* **Job**
Print the rows unchanged, starting with the line that contains "348, 727, 366]" and ending with the line that contains "375, 737, 383]", both included.

════

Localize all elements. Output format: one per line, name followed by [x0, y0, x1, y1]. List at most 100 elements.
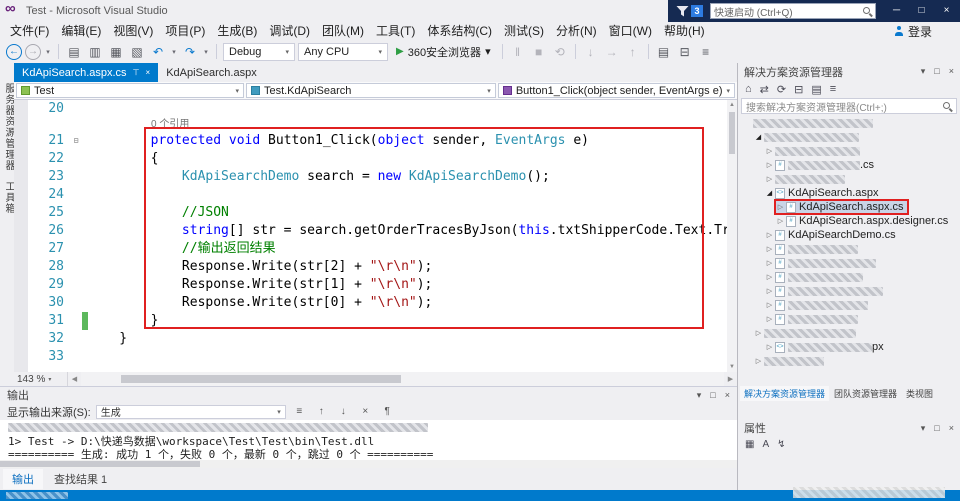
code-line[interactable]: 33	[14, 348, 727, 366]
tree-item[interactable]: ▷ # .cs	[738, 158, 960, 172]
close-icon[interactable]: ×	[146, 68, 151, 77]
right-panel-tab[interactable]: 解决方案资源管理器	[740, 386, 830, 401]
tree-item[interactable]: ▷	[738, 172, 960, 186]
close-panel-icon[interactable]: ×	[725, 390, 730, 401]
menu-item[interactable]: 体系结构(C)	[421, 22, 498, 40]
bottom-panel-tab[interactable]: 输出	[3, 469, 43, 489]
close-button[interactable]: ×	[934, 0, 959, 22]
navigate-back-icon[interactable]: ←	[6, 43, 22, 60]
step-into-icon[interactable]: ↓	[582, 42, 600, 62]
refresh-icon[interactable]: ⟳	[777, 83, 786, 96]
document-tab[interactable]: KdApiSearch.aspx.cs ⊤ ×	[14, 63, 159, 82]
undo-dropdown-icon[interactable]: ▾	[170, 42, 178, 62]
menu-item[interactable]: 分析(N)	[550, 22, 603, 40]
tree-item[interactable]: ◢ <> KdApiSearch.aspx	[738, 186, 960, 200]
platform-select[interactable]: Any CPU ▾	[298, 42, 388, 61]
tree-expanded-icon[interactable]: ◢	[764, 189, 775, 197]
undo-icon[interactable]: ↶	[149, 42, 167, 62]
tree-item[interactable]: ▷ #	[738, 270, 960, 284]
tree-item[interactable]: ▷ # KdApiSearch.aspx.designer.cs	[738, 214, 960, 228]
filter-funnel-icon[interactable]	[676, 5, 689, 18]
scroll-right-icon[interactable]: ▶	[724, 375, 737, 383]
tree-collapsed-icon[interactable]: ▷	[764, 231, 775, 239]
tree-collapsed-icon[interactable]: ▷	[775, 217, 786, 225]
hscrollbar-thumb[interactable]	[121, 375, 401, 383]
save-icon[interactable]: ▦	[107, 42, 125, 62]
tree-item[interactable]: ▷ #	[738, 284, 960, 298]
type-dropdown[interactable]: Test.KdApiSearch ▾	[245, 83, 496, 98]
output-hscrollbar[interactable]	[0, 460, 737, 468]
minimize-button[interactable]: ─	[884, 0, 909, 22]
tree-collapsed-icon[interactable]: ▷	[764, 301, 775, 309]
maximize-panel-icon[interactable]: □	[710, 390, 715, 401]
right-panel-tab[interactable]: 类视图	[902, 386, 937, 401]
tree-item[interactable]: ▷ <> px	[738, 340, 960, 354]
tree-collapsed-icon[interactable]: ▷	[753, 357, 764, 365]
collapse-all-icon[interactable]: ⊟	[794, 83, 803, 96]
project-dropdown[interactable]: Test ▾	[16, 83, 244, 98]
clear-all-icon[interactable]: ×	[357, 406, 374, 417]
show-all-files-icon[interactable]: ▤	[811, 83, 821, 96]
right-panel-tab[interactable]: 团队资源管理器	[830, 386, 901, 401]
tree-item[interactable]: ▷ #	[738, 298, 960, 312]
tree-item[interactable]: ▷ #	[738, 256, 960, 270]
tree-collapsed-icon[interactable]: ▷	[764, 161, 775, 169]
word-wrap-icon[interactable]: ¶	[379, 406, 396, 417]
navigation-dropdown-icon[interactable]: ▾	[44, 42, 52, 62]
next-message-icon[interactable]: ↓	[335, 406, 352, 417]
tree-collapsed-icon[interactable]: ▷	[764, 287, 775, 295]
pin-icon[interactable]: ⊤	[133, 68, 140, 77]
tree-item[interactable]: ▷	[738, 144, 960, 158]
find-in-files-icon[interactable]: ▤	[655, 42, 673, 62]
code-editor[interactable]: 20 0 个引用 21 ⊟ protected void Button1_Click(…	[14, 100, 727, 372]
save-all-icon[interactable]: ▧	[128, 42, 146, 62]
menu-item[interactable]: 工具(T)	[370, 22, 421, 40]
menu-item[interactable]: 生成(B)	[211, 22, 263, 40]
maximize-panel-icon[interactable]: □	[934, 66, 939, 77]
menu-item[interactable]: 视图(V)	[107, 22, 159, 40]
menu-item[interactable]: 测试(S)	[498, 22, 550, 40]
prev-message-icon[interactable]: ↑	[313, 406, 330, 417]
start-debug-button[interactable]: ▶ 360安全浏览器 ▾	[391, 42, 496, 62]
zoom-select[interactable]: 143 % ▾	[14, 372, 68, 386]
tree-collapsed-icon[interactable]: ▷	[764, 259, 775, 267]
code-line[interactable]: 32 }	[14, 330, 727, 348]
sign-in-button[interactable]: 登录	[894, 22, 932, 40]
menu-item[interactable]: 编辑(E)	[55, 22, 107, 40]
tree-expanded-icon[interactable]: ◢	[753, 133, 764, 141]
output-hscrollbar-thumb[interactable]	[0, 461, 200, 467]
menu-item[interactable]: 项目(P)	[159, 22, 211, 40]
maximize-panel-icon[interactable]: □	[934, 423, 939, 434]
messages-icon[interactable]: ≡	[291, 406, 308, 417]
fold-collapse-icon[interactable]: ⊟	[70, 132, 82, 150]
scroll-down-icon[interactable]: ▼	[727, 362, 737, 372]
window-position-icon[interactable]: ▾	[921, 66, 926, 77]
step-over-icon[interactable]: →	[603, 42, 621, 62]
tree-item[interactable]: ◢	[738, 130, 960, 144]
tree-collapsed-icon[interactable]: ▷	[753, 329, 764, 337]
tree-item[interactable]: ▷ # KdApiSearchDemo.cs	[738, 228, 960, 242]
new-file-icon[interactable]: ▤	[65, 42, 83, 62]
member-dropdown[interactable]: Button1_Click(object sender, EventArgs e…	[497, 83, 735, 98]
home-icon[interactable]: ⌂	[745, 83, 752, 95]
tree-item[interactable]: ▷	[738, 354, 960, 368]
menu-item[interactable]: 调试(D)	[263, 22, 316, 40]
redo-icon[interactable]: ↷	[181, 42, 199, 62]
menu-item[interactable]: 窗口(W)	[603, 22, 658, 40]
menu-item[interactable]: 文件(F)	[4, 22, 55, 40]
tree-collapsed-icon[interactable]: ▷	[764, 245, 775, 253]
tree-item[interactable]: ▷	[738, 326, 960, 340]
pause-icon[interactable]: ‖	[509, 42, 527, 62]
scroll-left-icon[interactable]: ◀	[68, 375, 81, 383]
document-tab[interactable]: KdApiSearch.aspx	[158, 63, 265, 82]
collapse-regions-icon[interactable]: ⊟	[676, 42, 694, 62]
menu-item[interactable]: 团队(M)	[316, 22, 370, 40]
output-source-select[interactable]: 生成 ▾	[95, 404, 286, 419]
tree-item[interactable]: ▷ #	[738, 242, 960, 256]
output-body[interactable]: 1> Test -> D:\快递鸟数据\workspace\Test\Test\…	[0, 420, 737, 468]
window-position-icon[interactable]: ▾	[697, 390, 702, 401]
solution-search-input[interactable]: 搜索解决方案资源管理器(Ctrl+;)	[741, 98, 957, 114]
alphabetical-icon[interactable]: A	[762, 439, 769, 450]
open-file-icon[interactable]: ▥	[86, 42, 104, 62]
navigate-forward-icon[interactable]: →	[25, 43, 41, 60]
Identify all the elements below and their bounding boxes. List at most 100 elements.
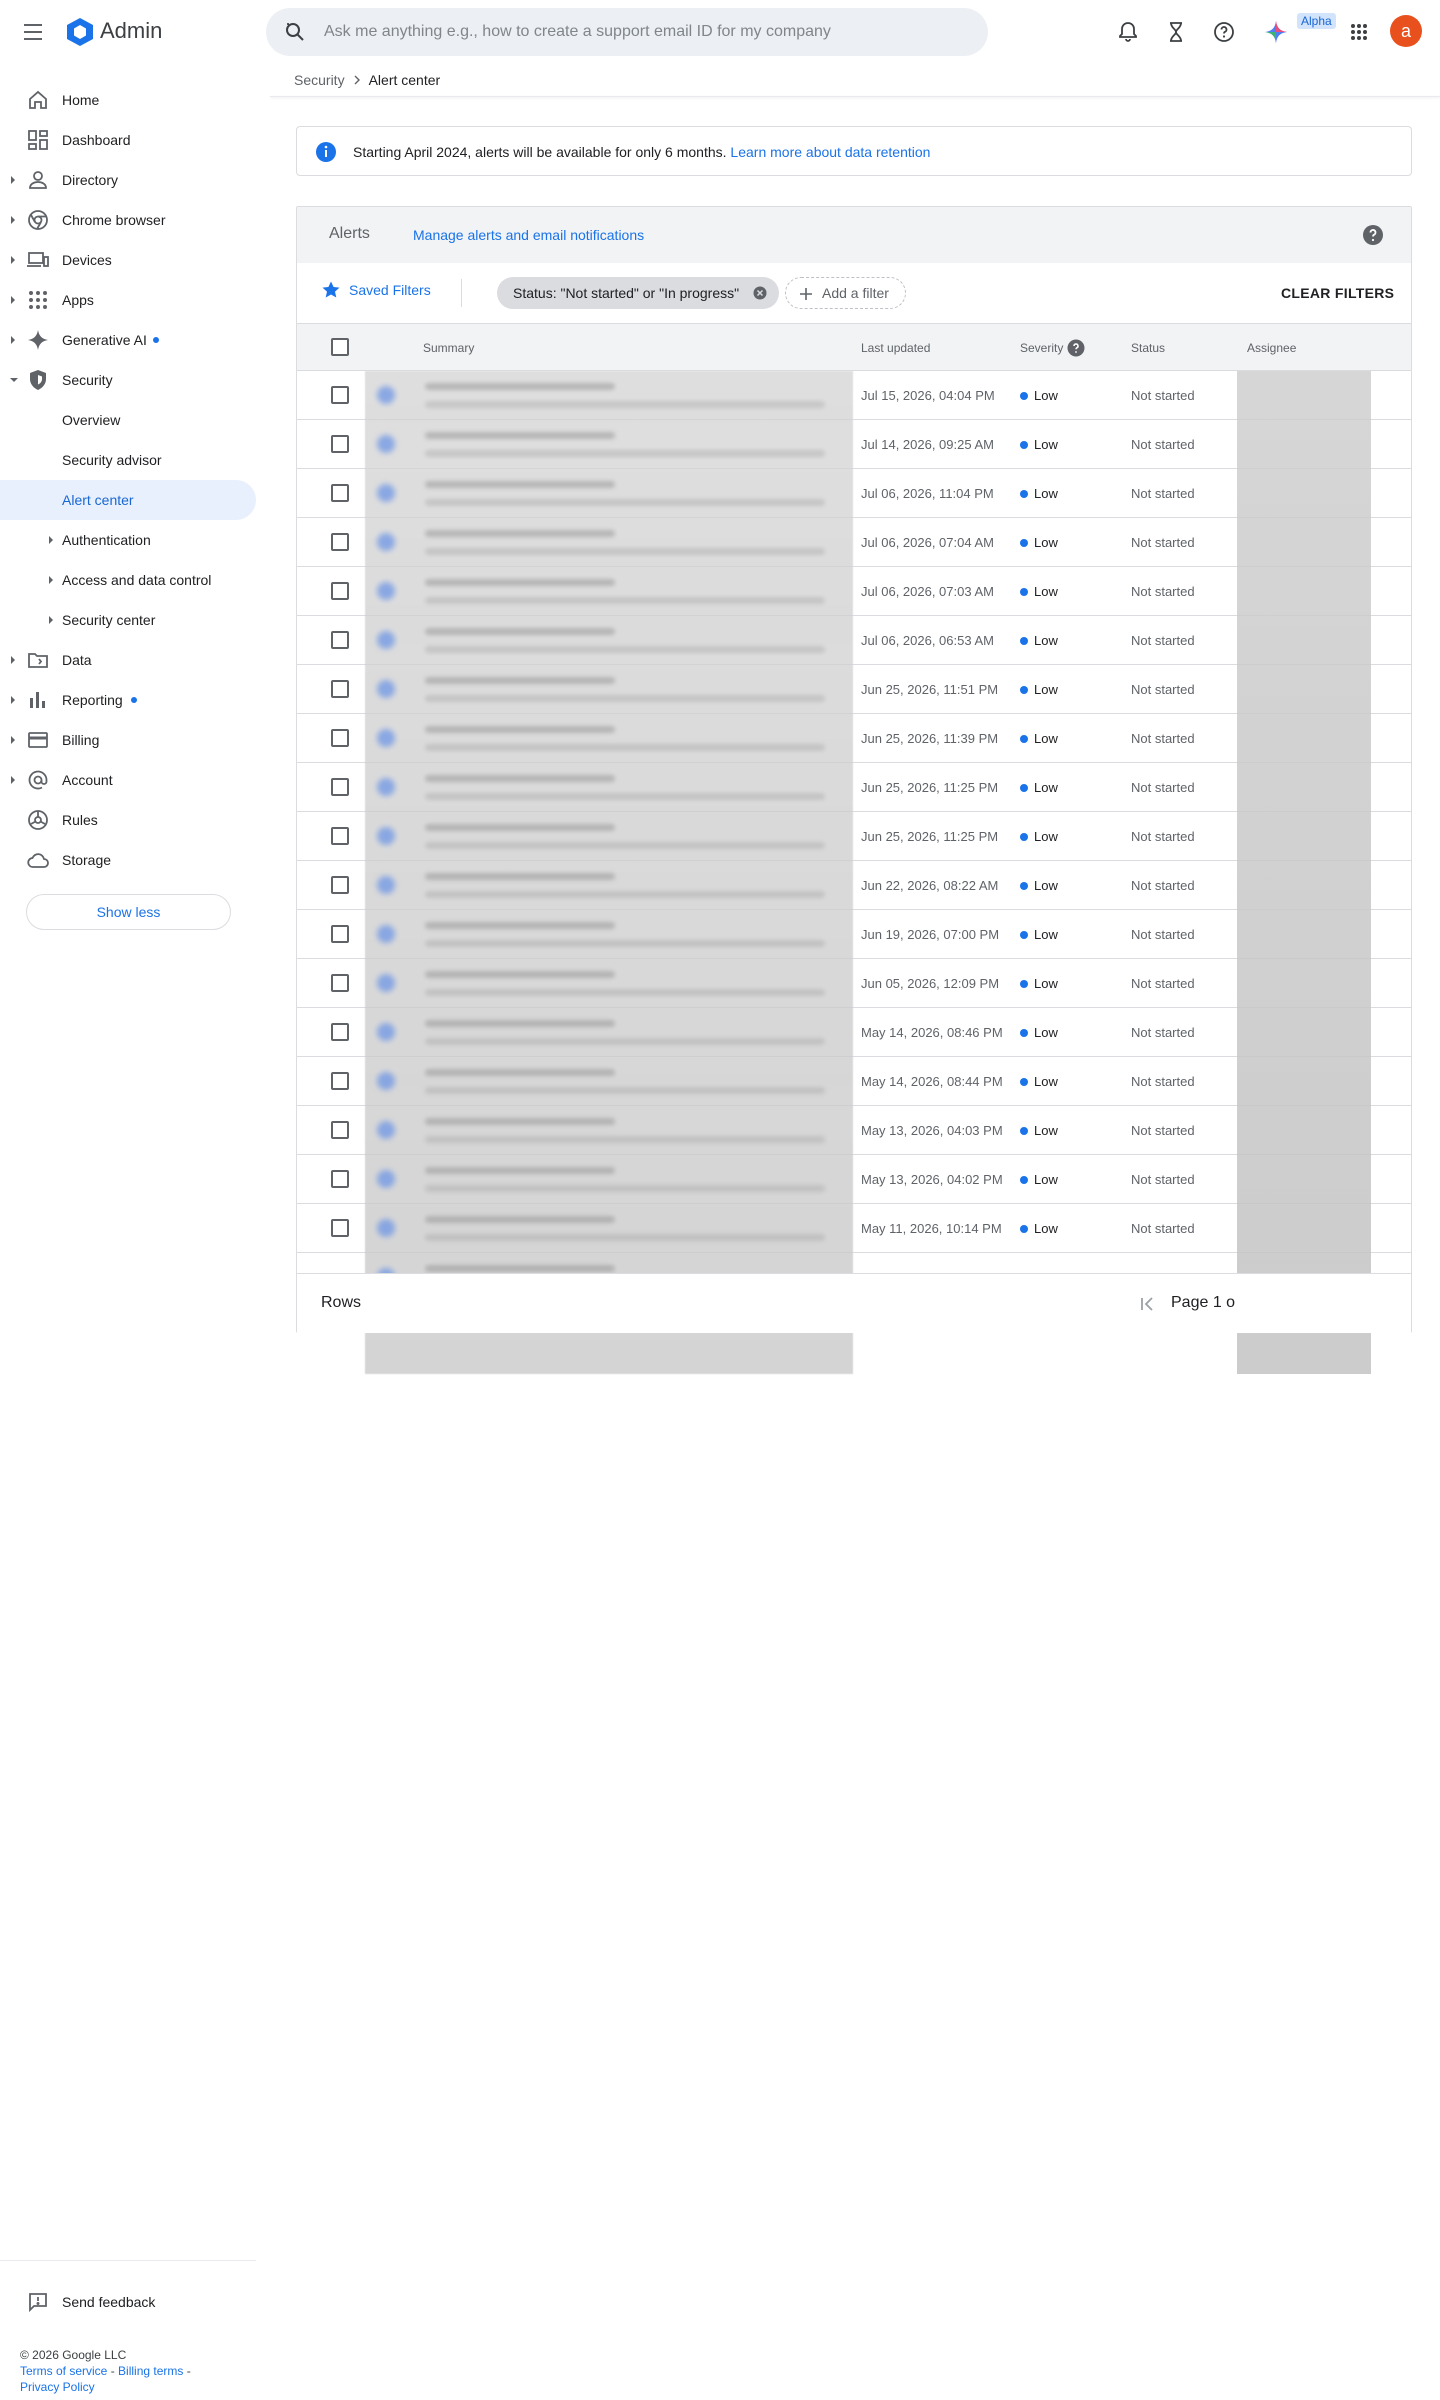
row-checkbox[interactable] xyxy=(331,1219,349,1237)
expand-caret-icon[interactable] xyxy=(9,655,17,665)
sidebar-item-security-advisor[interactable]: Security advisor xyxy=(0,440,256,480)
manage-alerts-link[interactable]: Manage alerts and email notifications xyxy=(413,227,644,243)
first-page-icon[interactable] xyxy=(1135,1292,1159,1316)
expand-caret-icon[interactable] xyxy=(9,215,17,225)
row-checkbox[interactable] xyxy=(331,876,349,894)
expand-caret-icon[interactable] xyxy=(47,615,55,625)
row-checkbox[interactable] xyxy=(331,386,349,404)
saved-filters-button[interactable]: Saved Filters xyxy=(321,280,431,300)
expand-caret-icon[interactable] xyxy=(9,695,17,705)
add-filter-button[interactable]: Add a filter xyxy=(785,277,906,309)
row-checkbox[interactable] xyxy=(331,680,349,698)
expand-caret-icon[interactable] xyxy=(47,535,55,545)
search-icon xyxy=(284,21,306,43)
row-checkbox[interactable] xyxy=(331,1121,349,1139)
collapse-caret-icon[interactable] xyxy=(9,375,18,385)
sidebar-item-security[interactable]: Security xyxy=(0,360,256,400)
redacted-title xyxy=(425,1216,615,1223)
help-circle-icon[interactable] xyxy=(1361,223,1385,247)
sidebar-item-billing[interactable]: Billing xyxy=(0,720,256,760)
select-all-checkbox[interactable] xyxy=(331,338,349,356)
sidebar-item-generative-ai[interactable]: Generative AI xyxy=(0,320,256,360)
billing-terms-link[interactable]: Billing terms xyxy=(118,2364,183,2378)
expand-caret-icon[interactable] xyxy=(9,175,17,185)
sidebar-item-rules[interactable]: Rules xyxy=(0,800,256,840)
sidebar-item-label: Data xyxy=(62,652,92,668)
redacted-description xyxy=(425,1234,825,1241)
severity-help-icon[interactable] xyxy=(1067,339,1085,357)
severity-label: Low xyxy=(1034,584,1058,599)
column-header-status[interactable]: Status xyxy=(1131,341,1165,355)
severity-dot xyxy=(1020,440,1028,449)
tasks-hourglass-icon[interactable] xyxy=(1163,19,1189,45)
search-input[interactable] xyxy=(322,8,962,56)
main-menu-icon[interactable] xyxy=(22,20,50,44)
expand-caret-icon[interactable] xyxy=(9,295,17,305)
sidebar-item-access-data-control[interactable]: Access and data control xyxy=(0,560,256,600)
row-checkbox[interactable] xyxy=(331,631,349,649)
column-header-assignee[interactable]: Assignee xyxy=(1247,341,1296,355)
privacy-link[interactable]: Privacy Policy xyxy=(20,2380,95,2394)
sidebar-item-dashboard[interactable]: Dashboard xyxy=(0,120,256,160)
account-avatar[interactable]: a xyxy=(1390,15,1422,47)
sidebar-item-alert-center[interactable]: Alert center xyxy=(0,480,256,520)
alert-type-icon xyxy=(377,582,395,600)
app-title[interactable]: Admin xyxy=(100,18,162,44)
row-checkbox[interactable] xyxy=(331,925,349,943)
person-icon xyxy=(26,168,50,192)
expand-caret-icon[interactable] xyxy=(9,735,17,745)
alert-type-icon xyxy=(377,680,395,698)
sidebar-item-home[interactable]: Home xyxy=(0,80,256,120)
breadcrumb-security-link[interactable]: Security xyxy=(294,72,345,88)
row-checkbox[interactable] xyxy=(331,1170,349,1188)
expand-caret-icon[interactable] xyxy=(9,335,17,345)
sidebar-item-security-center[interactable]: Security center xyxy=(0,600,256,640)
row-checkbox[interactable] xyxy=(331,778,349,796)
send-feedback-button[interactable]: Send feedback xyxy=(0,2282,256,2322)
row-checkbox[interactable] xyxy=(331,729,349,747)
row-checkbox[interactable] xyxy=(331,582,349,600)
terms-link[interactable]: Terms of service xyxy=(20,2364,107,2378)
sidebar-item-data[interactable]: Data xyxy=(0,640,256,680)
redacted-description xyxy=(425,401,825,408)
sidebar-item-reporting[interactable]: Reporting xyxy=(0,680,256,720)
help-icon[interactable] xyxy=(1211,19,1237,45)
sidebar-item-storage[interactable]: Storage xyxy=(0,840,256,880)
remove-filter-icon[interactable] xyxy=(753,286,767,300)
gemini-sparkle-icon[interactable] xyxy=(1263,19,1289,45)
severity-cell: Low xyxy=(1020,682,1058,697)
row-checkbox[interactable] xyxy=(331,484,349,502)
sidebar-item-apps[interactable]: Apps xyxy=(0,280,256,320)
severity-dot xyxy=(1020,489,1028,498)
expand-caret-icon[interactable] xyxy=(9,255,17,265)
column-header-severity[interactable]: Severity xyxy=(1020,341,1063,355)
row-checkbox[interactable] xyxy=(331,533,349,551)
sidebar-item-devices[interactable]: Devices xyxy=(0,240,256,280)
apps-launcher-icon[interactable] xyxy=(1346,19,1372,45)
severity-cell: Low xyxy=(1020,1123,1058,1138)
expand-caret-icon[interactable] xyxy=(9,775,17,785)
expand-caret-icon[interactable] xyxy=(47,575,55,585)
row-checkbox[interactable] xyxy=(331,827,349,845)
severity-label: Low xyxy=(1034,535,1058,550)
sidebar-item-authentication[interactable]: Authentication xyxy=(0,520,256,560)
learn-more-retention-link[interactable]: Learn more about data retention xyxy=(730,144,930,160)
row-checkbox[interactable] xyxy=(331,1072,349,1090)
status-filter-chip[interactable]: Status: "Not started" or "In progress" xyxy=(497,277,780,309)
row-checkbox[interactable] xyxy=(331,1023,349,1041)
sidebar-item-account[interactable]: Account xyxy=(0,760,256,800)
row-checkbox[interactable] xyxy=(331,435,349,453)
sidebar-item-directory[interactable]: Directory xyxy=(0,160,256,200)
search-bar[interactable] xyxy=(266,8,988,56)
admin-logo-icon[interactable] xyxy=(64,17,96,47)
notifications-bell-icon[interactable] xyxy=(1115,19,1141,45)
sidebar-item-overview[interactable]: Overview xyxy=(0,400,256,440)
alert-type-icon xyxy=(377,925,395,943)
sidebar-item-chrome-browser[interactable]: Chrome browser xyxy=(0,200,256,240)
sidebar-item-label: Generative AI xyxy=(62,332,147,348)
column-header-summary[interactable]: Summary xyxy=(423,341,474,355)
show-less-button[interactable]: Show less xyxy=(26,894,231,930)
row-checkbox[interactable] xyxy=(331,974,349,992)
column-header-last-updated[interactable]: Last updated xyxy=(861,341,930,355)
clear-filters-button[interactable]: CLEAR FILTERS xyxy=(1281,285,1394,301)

════

* **Task answer**
code-line[interactable]: 33	[14, 348, 727, 366]
tree-item[interactable]: ▷ # .cs	[738, 158, 960, 172]
close-icon[interactable]: ×	[146, 68, 151, 77]
right-panel-tab[interactable]: 解决方案资源管理器	[740, 386, 830, 401]
tree-item[interactable]: ▷	[738, 172, 960, 186]
close-panel-icon[interactable]: ×	[725, 390, 730, 401]
menu-item[interactable]: 体系结构(C)	[421, 22, 498, 40]
bottom-panel-tab[interactable]: 输出	[3, 469, 43, 489]
close-button[interactable]: ×	[934, 0, 959, 22]
navigate-back-icon[interactable]: ←	[6, 43, 22, 60]
step-into-icon[interactable]: ↓	[582, 42, 600, 62]
refresh-icon[interactable]: ⟳	[777, 83, 786, 96]
document-tab[interactable]: KdApiSearch.aspx.cs ⊤ ×	[14, 63, 159, 82]
undo-dropdown-icon[interactable]: ▾	[170, 42, 178, 62]
menu-item[interactable]: 分析(N)	[550, 22, 603, 40]
tree-item[interactable]: ◢ <> KdApiSearch.aspx	[738, 186, 960, 200]
platform-select[interactable]: Any CPU ▾	[298, 42, 388, 61]
tree-expanded-icon[interactable]: ◢	[764, 189, 775, 197]
undo-icon[interactable]: ↶	[149, 42, 167, 62]
tree-item[interactable]: ▷ #	[738, 270, 960, 284]
tree-item[interactable]: ▷ # KdApiSearch.aspx.designer.cs	[738, 214, 960, 228]
filter-funnel-icon[interactable]	[676, 5, 689, 18]
scroll-right-icon[interactable]: ▶	[724, 375, 737, 383]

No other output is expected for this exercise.